Material provided:

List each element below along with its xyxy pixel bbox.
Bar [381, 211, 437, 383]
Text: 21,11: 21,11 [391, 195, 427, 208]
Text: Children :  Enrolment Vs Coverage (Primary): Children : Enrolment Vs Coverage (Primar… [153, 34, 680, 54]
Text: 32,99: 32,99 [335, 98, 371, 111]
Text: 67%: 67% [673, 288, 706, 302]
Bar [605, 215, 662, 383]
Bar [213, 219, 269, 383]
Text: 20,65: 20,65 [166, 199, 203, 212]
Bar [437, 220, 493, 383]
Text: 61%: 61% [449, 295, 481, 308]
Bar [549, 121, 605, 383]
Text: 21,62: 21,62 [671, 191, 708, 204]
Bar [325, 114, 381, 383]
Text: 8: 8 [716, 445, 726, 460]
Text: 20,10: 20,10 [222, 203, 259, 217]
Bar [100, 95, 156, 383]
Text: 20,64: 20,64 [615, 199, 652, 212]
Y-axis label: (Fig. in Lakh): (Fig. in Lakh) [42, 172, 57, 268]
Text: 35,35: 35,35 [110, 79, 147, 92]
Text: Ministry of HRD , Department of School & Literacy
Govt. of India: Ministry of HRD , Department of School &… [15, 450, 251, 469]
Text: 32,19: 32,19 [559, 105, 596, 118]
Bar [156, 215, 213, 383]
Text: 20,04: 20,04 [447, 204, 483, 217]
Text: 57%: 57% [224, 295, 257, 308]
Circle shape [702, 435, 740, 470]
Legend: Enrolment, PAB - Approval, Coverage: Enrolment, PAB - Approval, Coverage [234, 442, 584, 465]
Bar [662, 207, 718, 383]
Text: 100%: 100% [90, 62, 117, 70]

To do:
Please give these lines again, substituting "Column" for every "Bar" and leaving everything else unchanged.

Task response:
List each element below along with its xyxy pixel bbox.
Column [381, 211, 437, 383]
Text: 21,11: 21,11 [391, 195, 427, 208]
Text: Children :  Enrolment Vs Coverage (Primary): Children : Enrolment Vs Coverage (Primar… [153, 34, 680, 54]
Text: 32,99: 32,99 [335, 98, 371, 111]
Text: 67%: 67% [673, 288, 706, 302]
Column [605, 215, 662, 383]
Column [213, 219, 269, 383]
Text: 20,65: 20,65 [166, 199, 203, 212]
Column [437, 220, 493, 383]
Text: 61%: 61% [449, 295, 481, 308]
Column [549, 121, 605, 383]
Text: 21,62: 21,62 [671, 191, 708, 204]
Column [325, 114, 381, 383]
Text: 8: 8 [716, 445, 726, 460]
Text: 20,10: 20,10 [222, 203, 259, 217]
Column [100, 95, 156, 383]
Text: 20,64: 20,64 [615, 199, 652, 212]
Y-axis label: (Fig. in Lakh): (Fig. in Lakh) [42, 172, 57, 268]
Text: 35,35: 35,35 [110, 79, 147, 92]
Text: Ministry of HRD , Department of School & Literacy
Govt. of India: Ministry of HRD , Department of School &… [15, 450, 251, 469]
Text: 32,19: 32,19 [559, 105, 596, 118]
Column [156, 215, 213, 383]
Text: 20,04: 20,04 [447, 204, 483, 217]
Text: 57%: 57% [224, 295, 257, 308]
Circle shape [702, 435, 740, 470]
Legend: Enrolment, PAB - Approval, Coverage: Enrolment, PAB - Approval, Coverage [234, 442, 584, 465]
Column [662, 207, 718, 383]
Text: 100%: 100% [90, 62, 117, 70]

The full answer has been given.